• _WHAT THE TASK REQUIRES_: State only the count of lines in the listing below that hold "жилым".

----- RECORDS PROVIDED

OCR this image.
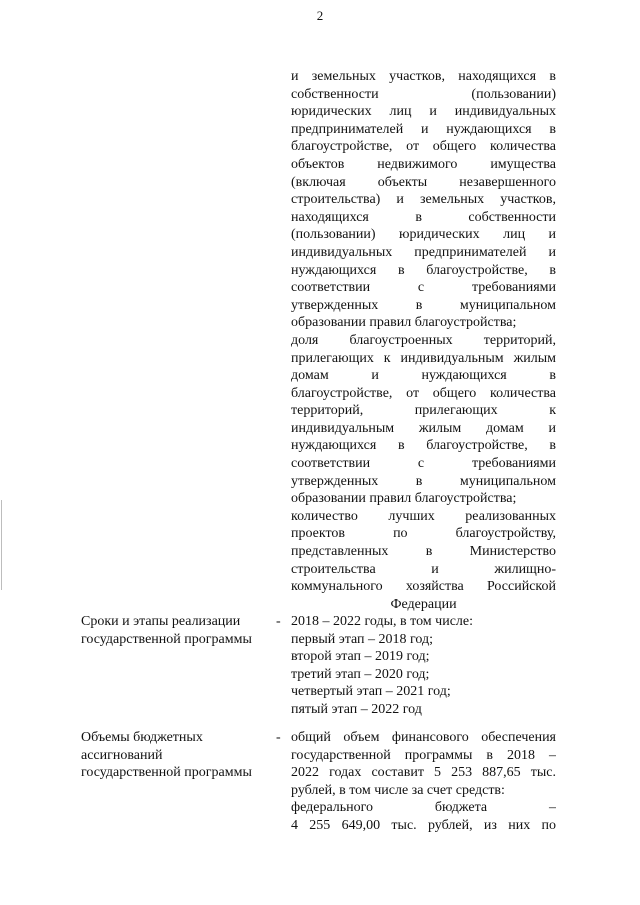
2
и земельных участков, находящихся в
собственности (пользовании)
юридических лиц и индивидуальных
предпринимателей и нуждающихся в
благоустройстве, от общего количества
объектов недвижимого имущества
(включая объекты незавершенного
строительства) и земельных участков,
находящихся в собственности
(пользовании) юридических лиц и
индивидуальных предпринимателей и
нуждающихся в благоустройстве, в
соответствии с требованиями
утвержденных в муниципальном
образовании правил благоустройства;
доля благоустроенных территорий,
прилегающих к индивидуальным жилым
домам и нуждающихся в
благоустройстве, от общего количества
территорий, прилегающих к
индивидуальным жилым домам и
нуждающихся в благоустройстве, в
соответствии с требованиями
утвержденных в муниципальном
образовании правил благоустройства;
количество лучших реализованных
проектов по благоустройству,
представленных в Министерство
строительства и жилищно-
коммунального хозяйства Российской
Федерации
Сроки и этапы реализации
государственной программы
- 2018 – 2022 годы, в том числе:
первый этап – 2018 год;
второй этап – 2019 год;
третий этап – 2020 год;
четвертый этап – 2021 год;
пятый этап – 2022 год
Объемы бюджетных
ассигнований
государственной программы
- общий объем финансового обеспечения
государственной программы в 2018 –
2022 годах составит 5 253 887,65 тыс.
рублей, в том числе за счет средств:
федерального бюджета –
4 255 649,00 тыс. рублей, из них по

----------
----- RECORDS PROVIDED

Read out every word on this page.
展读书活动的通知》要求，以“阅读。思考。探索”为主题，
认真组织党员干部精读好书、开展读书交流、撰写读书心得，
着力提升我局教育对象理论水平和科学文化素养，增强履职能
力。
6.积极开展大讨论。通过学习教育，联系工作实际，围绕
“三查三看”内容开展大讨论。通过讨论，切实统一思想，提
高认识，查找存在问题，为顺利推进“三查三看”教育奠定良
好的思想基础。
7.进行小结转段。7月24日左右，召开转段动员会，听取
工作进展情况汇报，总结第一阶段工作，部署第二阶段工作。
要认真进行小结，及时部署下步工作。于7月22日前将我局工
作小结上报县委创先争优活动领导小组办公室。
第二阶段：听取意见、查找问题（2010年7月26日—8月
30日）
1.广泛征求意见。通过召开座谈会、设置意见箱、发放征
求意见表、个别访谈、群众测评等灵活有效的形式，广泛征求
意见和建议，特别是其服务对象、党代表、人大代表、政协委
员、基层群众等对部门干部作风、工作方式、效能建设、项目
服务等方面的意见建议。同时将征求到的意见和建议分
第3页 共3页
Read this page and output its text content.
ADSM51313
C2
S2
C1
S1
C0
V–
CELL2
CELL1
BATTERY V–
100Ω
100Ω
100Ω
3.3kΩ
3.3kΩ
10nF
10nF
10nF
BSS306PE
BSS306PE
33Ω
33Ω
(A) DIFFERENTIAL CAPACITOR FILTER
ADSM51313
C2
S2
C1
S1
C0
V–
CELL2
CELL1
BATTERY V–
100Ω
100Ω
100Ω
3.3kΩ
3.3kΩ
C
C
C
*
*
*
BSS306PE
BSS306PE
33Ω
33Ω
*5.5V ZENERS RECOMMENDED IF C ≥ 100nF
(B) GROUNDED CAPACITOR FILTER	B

----------

• _COMPLETED TASK_: 2